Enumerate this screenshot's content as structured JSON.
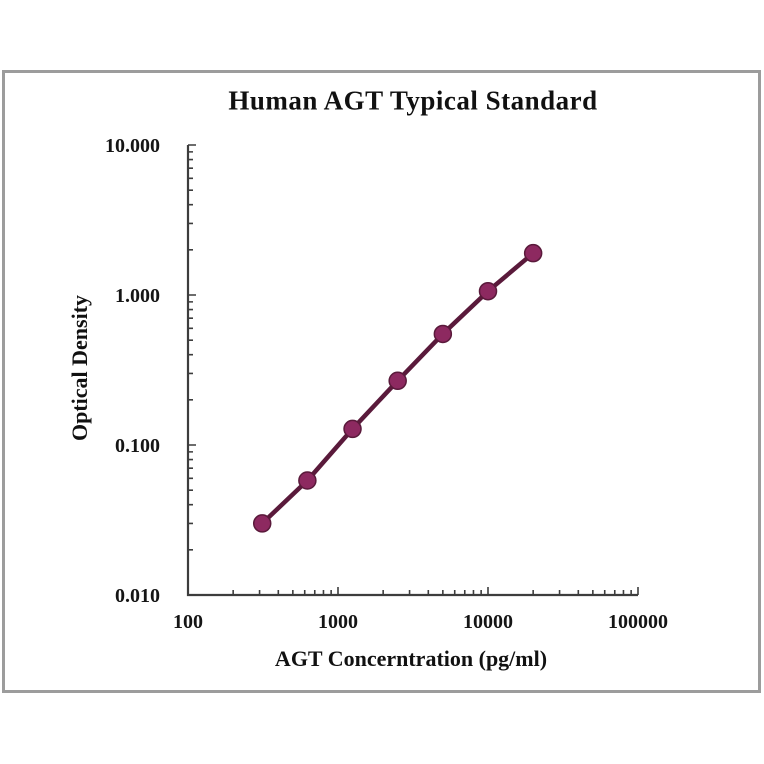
{
  "window": {
    "background_color": "#ffffff",
    "frame_border_color": "#9c9c9c"
  },
  "chart_data": {
    "type": "line",
    "title": "Human AGT Typical Standard",
    "xlabel": "AGT Concerntration (pg/ml)",
    "ylabel": "Optical Density",
    "x_scale": "log",
    "y_scale": "log",
    "xlim": [
      100,
      100000
    ],
    "ylim": [
      0.01,
      10
    ],
    "grid": false,
    "legend": false,
    "axis_color": "#3d3d3d",
    "x_ticks": [
      {
        "value": 100,
        "label": "100"
      },
      {
        "value": 1000,
        "label": "1000"
      },
      {
        "value": 10000,
        "label": "10000"
      },
      {
        "value": 100000,
        "label": "100000"
      }
    ],
    "y_ticks": [
      {
        "value": 0.01,
        "label": "0.010"
      },
      {
        "value": 0.1,
        "label": "0.100"
      },
      {
        "value": 1,
        "label": "1.000"
      },
      {
        "value": 10,
        "label": "10.000"
      }
    ],
    "series": [
      {
        "name": "Human AGT Typical Standard",
        "x": [
          312.5,
          625,
          1250,
          2500,
          5000,
          10000,
          20000
        ],
        "y": [
          0.03,
          0.058,
          0.128,
          0.268,
          0.55,
          1.06,
          1.9
        ],
        "line_color": "#5a1a3b",
        "marker_color": "#8d2960",
        "marker_shape": "circle"
      }
    ]
  }
}
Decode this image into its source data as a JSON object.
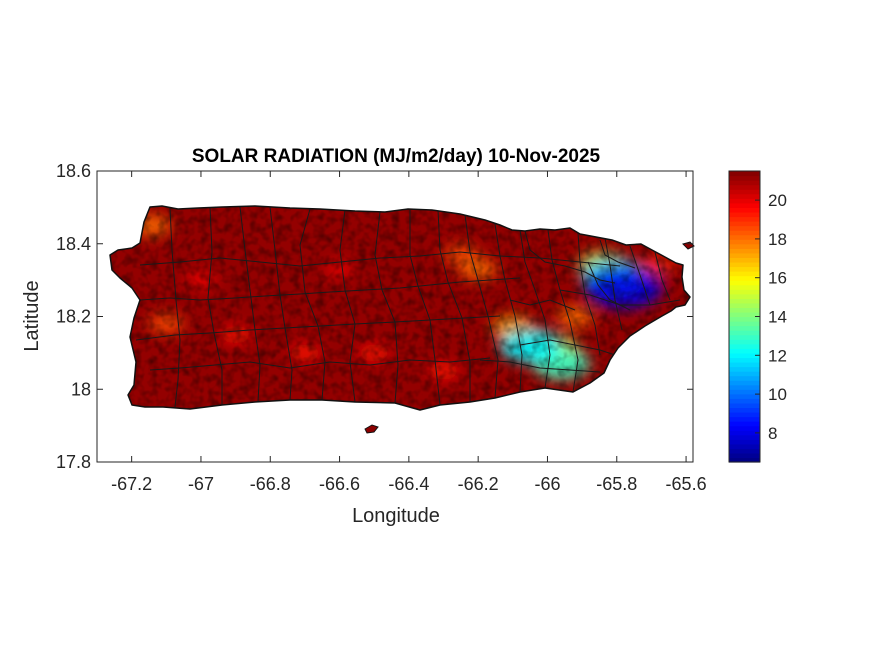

- [Directions for this task]
Repeat the records above verbatim, with no pictures in the result.

- [Output of the task]
Enumerate this screenshot's content as structured JSON.
{
  "window": {
    "background_color": "#ffffff",
    "frame_border_color": "#9c9c9c"
  },
  "chart_data": {
    "type": "line",
    "title": "Human AGT Typical Standard",
    "xlabel": "AGT Concerntration (pg/ml)",
    "ylabel": "Optical Density",
    "x_scale": "log",
    "y_scale": "log",
    "xlim": [
      100,
      100000
    ],
    "ylim": [
      0.01,
      10
    ],
    "grid": false,
    "legend": false,
    "axis_color": "#3d3d3d",
    "x_ticks": [
      {
        "value": 100,
        "label": "100"
      },
      {
        "value": 1000,
        "label": "1000"
      },
      {
        "value": 10000,
        "label": "10000"
      },
      {
        "value": 100000,
        "label": "100000"
      }
    ],
    "y_ticks": [
      {
        "value": 0.01,
        "label": "0.010"
      },
      {
        "value": 0.1,
        "label": "0.100"
      },
      {
        "value": 1,
        "label": "1.000"
      },
      {
        "value": 10,
        "label": "10.000"
      }
    ],
    "series": [
      {
        "name": "Human AGT Typical Standard",
        "x": [
          312.5,
          625,
          1250,
          2500,
          5000,
          10000,
          20000
        ],
        "y": [
          0.03,
          0.058,
          0.128,
          0.268,
          0.55,
          1.06,
          1.9
        ],
        "line_color": "#5a1a3b",
        "marker_color": "#8d2960",
        "marker_shape": "circle"
      }
    ]
  }
}
Decode this image into its source data as a JSON object.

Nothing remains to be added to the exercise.